__PROVIDED INFORMATION__.
=-=-=-=-=

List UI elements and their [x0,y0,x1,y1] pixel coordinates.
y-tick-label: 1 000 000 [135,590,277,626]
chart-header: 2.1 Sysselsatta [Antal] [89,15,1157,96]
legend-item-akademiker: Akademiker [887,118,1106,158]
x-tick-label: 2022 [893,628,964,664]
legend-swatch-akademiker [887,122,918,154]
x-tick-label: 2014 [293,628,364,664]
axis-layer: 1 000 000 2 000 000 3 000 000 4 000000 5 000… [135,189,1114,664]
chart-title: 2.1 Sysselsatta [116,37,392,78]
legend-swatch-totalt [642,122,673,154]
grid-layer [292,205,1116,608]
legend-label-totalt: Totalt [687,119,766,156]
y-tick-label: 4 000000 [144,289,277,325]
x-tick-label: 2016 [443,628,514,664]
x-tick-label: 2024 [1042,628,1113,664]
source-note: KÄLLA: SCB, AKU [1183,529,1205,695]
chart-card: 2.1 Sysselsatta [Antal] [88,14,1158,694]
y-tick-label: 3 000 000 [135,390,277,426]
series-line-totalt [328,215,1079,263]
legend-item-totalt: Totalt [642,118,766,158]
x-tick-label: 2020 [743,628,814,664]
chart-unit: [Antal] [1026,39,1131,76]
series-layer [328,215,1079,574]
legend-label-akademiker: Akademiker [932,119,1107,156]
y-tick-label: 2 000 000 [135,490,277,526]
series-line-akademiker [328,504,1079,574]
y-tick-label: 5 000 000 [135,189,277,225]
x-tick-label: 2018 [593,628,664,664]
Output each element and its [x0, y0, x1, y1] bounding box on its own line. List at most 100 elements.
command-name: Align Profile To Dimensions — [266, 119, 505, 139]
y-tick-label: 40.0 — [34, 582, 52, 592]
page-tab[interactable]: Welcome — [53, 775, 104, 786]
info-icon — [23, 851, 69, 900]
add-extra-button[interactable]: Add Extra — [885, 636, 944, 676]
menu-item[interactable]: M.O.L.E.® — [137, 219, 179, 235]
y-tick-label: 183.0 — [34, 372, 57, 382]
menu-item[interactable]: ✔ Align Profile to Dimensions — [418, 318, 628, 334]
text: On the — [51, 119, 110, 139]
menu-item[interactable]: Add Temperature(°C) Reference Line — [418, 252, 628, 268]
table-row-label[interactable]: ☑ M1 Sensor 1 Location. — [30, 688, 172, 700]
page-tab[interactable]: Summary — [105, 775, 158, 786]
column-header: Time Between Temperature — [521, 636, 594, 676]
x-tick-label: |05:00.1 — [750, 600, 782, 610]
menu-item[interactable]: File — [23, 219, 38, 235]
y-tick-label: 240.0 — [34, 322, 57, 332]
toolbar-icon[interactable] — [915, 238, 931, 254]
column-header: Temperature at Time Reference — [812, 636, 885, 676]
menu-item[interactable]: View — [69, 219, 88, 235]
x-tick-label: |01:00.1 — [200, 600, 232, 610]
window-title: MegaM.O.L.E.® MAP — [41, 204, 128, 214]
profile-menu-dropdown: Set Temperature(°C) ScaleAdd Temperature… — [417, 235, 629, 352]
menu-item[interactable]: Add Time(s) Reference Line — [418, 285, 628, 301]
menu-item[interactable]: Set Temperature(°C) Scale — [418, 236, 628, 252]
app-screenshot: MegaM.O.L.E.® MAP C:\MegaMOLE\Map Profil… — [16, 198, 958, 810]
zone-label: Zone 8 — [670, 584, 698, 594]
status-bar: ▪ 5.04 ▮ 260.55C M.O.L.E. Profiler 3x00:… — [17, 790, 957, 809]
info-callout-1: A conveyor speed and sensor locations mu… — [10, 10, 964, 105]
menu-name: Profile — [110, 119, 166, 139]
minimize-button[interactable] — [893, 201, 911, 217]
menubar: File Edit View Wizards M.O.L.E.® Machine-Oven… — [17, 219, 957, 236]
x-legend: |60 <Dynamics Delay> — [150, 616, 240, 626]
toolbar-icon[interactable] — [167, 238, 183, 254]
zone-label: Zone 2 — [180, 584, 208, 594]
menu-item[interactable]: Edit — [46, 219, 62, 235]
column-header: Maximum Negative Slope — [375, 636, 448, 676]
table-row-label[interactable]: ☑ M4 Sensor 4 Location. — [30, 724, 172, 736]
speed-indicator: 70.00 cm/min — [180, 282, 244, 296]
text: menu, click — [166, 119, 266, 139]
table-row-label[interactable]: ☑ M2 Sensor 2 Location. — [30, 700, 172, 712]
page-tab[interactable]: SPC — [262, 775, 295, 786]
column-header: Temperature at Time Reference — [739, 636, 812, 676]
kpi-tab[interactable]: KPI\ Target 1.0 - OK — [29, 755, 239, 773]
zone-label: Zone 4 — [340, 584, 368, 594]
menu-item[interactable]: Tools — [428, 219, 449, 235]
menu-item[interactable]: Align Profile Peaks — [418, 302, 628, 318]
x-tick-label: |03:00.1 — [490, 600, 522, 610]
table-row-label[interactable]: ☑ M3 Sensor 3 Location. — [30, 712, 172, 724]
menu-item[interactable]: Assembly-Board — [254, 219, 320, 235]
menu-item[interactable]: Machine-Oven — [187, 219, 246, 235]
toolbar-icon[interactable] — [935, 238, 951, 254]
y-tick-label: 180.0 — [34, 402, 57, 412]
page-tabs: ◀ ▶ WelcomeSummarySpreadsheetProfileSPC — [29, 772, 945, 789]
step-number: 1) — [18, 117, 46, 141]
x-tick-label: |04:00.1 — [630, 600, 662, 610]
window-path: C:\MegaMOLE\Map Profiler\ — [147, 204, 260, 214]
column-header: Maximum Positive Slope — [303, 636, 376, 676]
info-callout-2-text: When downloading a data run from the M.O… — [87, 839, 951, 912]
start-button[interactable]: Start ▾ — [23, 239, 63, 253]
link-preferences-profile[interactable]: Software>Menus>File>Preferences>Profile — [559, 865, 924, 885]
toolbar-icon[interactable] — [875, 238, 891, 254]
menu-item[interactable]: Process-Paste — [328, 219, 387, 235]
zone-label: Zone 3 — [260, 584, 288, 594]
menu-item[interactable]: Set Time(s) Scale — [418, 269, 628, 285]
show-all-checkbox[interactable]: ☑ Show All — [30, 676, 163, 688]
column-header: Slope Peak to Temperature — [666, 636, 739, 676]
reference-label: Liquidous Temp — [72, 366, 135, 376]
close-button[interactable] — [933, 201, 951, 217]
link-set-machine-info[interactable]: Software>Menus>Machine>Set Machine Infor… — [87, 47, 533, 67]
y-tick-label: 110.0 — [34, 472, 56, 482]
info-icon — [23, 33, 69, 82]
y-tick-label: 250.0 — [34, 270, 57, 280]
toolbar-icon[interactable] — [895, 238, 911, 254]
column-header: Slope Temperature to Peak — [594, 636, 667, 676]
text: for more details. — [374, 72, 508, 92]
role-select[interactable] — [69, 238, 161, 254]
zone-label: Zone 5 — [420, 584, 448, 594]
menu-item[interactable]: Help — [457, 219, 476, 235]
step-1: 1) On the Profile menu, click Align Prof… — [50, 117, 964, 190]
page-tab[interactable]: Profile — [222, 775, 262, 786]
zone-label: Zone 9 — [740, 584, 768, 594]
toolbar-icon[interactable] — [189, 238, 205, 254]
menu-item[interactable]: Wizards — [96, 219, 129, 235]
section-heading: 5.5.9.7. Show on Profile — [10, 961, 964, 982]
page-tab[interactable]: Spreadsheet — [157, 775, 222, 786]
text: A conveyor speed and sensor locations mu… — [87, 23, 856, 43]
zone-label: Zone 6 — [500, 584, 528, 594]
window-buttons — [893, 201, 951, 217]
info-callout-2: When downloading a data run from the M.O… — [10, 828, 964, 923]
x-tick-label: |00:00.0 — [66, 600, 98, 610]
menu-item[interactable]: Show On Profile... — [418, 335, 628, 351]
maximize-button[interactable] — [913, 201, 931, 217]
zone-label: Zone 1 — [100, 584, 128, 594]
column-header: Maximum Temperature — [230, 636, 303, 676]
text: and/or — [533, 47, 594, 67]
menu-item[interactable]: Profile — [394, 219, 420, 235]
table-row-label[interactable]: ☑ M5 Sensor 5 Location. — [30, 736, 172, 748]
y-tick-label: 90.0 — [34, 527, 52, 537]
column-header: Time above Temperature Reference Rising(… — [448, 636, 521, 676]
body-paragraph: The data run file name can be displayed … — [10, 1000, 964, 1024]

=-=-=-=-=

__WRITTEN TASK__. Copy out the data exactly, starting with the first line and going on through the line containing "text: On the — [51, 119, 110, 139]".

__RESPONSE BELOW__.
List UI elements and their [x0,y0,x1,y1] pixel coordinates.
y-tick-label: 1 000 000 [135,590,277,626]
chart-header: 2.1 Sysselsatta [Antal] [89,15,1157,96]
legend-item-akademiker: Akademiker [887,118,1106,158]
x-tick-label: 2022 [893,628,964,664]
legend-swatch-akademiker [887,122,918,154]
x-tick-label: 2014 [293,628,364,664]
axis-layer: 1 000 000 2 000 000 3 000 000 4 000000 5 000… [135,189,1114,664]
chart-title: 2.1 Sysselsatta [116,37,392,78]
legend-swatch-totalt [642,122,673,154]
grid-layer [292,205,1116,608]
legend-label-totalt: Totalt [687,119,766,156]
y-tick-label: 4 000000 [144,289,277,325]
x-tick-label: 2016 [443,628,514,664]
x-tick-label: 2024 [1042,628,1113,664]
source-note: KÄLLA: SCB, AKU [1183,529,1205,695]
chart-card: 2.1 Sysselsatta [Antal] [88,14,1158,694]
y-tick-label: 3 000 000 [135,390,277,426]
series-line-totalt [328,215,1079,263]
legend-item-totalt: Totalt [642,118,766,158]
x-tick-label: 2020 [743,628,814,664]
chart-unit: [Antal] [1026,39,1131,76]
series-layer [328,215,1079,574]
legend-label-akademiker: Akademiker [932,119,1107,156]
y-tick-label: 2 000 000 [135,490,277,526]
series-line-akademiker [328,504,1079,574]
y-tick-label: 5 000 000 [135,189,277,225]
x-tick-label: 2018 [593,628,664,664]
Output each element and its [x0, y0, x1, y1] bounding box on its own line. List at most 100 elements.
command-name: Align Profile To Dimensions — [266, 119, 505, 139]
y-tick-label: 40.0 — [34, 582, 52, 592]
page-tab[interactable]: Welcome — [53, 775, 104, 786]
info-icon — [23, 851, 69, 900]
add-extra-button[interactable]: Add Extra — [885, 636, 944, 676]
menu-item[interactable]: M.O.L.E.® — [137, 219, 179, 235]
y-tick-label: 183.0 — [34, 372, 57, 382]
menu-item[interactable]: ✔ Align Profile to Dimensions — [418, 318, 628, 334]
text: On the — [51, 119, 110, 139]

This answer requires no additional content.